DIRECTION | Scan the entries below. List each line with "will".

DATASET RECORDS |
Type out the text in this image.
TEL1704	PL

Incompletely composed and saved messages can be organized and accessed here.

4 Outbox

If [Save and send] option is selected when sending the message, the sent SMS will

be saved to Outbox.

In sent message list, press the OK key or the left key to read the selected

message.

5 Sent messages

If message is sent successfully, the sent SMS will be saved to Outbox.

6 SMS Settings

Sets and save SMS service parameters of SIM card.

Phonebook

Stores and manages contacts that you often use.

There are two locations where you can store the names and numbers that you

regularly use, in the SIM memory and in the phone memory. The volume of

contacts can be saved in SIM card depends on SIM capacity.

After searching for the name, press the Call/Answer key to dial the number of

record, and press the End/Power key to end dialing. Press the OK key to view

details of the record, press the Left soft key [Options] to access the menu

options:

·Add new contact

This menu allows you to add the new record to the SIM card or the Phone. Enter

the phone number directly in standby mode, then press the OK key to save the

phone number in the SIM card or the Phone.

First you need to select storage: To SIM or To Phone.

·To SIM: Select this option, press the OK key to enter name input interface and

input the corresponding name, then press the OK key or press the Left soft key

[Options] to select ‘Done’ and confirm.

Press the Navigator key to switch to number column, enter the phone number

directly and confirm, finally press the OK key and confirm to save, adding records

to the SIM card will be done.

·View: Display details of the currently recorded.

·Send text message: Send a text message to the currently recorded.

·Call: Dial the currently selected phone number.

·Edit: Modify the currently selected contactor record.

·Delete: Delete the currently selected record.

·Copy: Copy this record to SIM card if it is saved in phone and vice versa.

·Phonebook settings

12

OUTPUT FOR THIS EXERCISE |
If [Save and send] option is selected when sending the message, the sent SMS will
If message is sent successfully, the sent SMS will be saved to Outbox.
to the SIM card will be done.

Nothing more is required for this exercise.